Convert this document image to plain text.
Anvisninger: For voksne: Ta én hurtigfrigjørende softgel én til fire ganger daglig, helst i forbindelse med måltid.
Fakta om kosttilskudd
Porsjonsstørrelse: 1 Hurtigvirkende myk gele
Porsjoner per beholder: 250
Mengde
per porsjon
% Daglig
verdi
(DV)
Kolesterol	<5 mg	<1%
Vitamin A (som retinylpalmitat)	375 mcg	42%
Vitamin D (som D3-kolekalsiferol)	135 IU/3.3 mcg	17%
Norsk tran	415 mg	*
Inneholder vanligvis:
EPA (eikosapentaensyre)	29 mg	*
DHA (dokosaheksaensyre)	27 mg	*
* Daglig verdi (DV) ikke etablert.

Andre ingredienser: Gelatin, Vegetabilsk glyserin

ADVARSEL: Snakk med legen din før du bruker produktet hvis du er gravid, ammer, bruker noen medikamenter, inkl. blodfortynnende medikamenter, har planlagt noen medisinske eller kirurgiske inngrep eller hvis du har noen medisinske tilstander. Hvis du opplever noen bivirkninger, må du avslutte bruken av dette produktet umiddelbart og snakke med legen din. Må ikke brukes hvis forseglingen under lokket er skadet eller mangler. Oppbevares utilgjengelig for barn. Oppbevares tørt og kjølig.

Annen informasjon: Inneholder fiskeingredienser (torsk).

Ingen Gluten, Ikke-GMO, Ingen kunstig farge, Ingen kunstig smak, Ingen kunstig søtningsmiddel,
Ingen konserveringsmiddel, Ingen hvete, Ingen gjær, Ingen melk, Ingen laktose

_ _ _ _

*Challenge*. Every entry above should be retyped exactly as shown.

*Task output*.
Convert this document image to plain text.
Anvisninger: For voksne: Ta én hurtigfrigjørende softgel én til fire ganger daglig, helst i forbindelse med måltid.
Fakta om kosttilskudd
Porsjonsstørrelse: 1 Hurtigvirkende myk gele
Porsjoner per beholder: 250
Mengde
per porsjon
% Daglig
verdi
(DV)
Kolesterol	<5 mg	<1%
Vitamin A (som retinylpalmitat)	375 mcg	42%
Vitamin D (som D3-kolekalsiferol)	135 IU/3.3 mcg	17%
Norsk tran	415 mg	*
Inneholder vanligvis:
EPA (eikosapentaensyre)	29 mg	*
DHA (dokosaheksaensyre)	27 mg	*
* Daglig verdi (DV) ikke etablert.

Andre ingredienser: Gelatin, Vegetabilsk glyserin

ADVARSEL: Snakk med legen din før du bruker produktet hvis du er gravid, ammer, bruker noen medikamenter, inkl. blodfortynnende medikamenter, har planlagt noen medisinske eller kirurgiske inngrep eller hvis du har noen medisinske tilstander. Hvis du opplever noen bivirkninger, må du avslutte bruken av dette produktet umiddelbart og snakke med legen din. Må ikke brukes hvis forseglingen under lokket er skadet eller mangler. Oppbevares utilgjengelig for barn. Oppbevares tørt og kjølig.

Annen informasjon: Inneholder fiskeingredienser (torsk).

Ingen Gluten, Ikke-GMO, Ingen kunstig farge, Ingen kunstig smak, Ingen kunstig søtningsmiddel,
Ingen konserveringsmiddel, Ingen hvete, Ingen gjær, Ingen melk, Ingen laktose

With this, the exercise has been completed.